## start TASK MATERIAL
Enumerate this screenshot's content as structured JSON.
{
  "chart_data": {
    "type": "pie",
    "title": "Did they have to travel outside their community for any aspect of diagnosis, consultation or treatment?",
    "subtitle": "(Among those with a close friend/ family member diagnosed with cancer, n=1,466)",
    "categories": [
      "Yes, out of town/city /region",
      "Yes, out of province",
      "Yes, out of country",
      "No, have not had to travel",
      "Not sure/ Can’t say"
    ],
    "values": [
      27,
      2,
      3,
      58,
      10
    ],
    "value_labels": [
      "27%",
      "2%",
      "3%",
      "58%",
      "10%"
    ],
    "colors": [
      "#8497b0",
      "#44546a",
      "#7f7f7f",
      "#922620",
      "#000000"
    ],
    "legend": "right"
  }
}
## end TASK MATERIAL
WHAT NEEDS TO BE DONE
Reproduce the listing in full. Keep it exactly as written.

REPLY
Enumerate this screenshot's content as structured JSON.
{
  "chart_data": {
    "type": "pie",
    "title": "Did they have to travel outside their community for any aspect of diagnosis, consultation or treatment?",
    "subtitle": "(Among those with a close friend/ family member diagnosed with cancer, n=1,466)",
    "categories": [
      "Yes, out of town/city /region",
      "Yes, out of province",
      "Yes, out of country",
      "No, have not had to travel",
      "Not sure/ Can’t say"
    ],
    "values": [
      27,
      2,
      3,
      58,
      10
    ],
    "value_labels": [
      "27%",
      "2%",
      "3%",
      "58%",
      "10%"
    ],
    "colors": [
      "#8497b0",
      "#44546a",
      "#7f7f7f",
      "#922620",
      "#000000"
    ],
    "legend": "right"
  }
}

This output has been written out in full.